TEXT PROVIDED ::
— BEGIN —

Tuesday, December 22, 2015

Rich Beyond Measure

    This last year I have made a conscious choice to live well below the poverty line. I am lucky, for me it is a choice. Why in the hell would anyone choose to be poor? I think "Poor" is a relative term. I have enough money, mostly, to make it through the month. I admit, I couldn't do it without a little support. I am making less than half of what I was making a year ago, but it is enough to pay my mortgage and put food on the table. I am not telling this to garner any kind of sympathy or pity, but because it has been a revelation (or revolution, more like it).
     I lost my job about a year ago, and it took time to find new employment. In that time I discovered just how little money I need to be happy, and how much more I value my time. To be able to spend time with my grandchildren has been a wonder. To hear the happy cry, "Oma's here!" Followed by the thunder of little footsteps never ceases to lift my heart. That is something that is so far beyond monetary value there are no words. I will never be the grandparent that showers them with gifts, but with a little clever thought I manage to be the one that gives them gifts that they remember. And I give my time. As much of it as I can.
     Having time has given me a freedom that I have never had. Freedom to write, build, create, salvage, and sometimes just to sit and do nothing. Okay, that last bit does not happen very often, I am not good at sitting still. But I can do it if I want to.
    Choosing to live below the poverty line has given me an appreciation for my life that I think most people are too busy, and too worried about material gain to see for themselves.  How many people in the world do not have basic comforts? I think about how many millions of people in the world head into the night with no bed to go to, hungry, cold, frightened, and with no prospects on the horizon. I have a solid little house that keeps me warm and dry. I am buying it, so there is never the fear that my rent will rise, or the landlord will decide to sell. It is mine, and mine alone to do with what I want. Yes, it has a few issues that could be easily remedied if I could hire a contractor to just come in and fix them. But I can do the work, I have a list, and I will get it done, eventually. I have wood to burn in my little woodstove, running water, a beautiful view, a comfortable bed, food packed into the cupboards (and the skill and means to make delicious meals). Here I sit, at a computer, a cellphone at my elbow, with electric lights, heat, running water, a cup of hot coffee, a hearty breakfast as soon as I choose to make it. In the next room I have a huge, comfortable bed, with clean, soft bedding, and an electric blanket to prewarm it for me. I have dressers, closets, and baskets full of clothes for all kinds of weather, and all kinds of situations. I have shelves full of books. I have dogs and cats to keep me company. I have a car that runs, and money to fill the tank. I have a job to go to that I enjoy, and where I am appreciated. I have all the tools I need to build my Fort, repair my house, create a garden, care for my property. I have piles of salvaged building materials, nearly enough to build a small house. How can I not be thought of as rich beyond measure?

— END —

PROBLEM DETAILS ::
Reproduce the passage of the post on living below the poverty line, starting at the words "Tuesday, December 22, 2015" and stopping after "more like it).". The records that come next stand apart from the post.

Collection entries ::
— BEGIN —

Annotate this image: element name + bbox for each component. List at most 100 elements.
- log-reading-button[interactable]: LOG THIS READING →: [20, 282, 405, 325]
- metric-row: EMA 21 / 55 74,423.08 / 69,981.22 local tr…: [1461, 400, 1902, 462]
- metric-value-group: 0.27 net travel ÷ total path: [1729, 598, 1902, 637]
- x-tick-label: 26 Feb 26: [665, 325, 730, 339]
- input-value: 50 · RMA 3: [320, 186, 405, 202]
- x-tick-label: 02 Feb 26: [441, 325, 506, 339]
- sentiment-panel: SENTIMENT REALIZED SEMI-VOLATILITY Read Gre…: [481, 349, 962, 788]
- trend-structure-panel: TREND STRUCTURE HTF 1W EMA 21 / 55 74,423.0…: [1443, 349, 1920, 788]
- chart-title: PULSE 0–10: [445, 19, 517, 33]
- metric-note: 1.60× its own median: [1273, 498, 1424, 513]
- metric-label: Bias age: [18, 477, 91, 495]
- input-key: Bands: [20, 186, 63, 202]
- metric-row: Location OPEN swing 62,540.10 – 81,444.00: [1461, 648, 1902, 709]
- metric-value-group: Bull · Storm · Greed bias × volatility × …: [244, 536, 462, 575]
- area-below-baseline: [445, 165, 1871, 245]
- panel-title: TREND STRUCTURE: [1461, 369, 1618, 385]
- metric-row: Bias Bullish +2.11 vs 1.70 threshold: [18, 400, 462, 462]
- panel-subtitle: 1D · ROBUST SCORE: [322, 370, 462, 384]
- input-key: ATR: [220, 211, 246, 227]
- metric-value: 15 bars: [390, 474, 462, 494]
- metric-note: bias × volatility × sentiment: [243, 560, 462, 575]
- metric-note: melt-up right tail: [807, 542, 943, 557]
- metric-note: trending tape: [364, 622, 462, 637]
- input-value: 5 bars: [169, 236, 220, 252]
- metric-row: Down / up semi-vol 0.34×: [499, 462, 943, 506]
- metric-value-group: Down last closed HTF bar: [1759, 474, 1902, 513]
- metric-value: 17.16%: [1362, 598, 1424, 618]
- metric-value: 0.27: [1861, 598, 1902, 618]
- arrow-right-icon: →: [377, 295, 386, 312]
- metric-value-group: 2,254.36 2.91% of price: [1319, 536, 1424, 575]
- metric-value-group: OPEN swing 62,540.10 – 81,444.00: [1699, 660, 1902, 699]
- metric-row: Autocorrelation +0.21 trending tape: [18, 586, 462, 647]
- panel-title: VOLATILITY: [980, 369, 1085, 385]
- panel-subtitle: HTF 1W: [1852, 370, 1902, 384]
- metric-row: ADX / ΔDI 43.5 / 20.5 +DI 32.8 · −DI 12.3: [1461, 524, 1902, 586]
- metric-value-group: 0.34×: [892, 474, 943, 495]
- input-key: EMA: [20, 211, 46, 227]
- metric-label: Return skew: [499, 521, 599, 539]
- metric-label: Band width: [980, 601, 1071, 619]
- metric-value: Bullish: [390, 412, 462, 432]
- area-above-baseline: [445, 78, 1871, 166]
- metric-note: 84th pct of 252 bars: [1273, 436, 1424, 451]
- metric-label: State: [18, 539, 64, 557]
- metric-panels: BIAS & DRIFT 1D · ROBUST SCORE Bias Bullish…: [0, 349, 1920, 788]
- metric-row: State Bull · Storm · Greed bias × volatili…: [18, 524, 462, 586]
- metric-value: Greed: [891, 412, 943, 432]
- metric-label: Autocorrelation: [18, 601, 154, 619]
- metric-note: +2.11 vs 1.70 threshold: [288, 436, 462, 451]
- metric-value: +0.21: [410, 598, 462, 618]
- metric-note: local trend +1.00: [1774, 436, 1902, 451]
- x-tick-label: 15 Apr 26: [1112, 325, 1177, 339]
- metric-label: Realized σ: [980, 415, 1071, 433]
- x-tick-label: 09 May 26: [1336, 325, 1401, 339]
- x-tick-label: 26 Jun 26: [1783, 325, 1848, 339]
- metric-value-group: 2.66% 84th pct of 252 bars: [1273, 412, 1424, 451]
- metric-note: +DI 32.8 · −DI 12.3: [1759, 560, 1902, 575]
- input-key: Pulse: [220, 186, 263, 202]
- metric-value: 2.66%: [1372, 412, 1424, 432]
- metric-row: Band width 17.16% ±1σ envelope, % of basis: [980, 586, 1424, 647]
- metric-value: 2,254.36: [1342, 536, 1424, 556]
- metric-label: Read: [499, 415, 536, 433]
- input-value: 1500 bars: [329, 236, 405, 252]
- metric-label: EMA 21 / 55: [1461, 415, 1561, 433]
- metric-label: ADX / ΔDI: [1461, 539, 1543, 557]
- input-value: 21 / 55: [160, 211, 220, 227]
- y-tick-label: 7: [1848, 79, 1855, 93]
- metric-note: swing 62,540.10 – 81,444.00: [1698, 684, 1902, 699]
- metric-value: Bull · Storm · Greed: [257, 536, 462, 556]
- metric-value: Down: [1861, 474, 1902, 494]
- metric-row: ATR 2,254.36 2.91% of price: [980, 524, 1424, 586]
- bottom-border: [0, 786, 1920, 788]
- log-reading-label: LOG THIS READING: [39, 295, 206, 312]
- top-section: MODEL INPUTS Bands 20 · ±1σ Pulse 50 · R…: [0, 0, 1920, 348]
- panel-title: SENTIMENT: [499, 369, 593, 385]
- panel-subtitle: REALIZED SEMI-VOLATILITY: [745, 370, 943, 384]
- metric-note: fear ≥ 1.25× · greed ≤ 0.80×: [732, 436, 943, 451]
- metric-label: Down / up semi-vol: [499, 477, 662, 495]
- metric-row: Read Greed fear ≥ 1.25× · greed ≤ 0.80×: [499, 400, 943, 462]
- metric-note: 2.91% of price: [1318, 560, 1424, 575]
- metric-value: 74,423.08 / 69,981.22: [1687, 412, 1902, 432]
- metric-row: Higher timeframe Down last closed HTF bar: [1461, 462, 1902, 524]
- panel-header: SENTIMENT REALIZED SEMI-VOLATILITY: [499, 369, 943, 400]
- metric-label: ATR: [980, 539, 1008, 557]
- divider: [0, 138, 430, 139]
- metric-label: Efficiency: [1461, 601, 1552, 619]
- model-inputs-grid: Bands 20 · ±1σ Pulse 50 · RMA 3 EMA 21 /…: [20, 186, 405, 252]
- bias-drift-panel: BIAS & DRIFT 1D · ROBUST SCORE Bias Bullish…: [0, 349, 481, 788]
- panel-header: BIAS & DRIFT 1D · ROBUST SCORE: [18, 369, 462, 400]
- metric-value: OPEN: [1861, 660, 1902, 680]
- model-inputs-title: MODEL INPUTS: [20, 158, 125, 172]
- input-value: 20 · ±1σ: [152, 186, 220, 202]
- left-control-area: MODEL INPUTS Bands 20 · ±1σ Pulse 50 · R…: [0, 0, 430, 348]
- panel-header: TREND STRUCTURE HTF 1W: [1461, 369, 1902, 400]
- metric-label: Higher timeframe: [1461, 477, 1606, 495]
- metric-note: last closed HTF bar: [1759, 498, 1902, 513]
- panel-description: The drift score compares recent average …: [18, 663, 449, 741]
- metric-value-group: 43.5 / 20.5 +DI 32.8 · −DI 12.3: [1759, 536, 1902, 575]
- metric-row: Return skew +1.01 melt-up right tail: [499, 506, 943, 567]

— END —

RESULT OF THIS TASK ::
Tuesday, December 22, 2015

Rich Beyond Measure

    This last year I have made a conscious choice to live well below the poverty line. I am lucky, for me it is a choice. Why in the hell would anyone choose to be poor? I think "Poor" is a relative term. I have enough money, mostly, to make it through the month. I admit, I couldn't do it without a little support. I am making less than half of what I was making a year ago, but it is enough to pay my mortgage and put food on the table. I am not telling this to garner any kind of sympathy or pity, but because it has been a revelation (or revolution, more like it).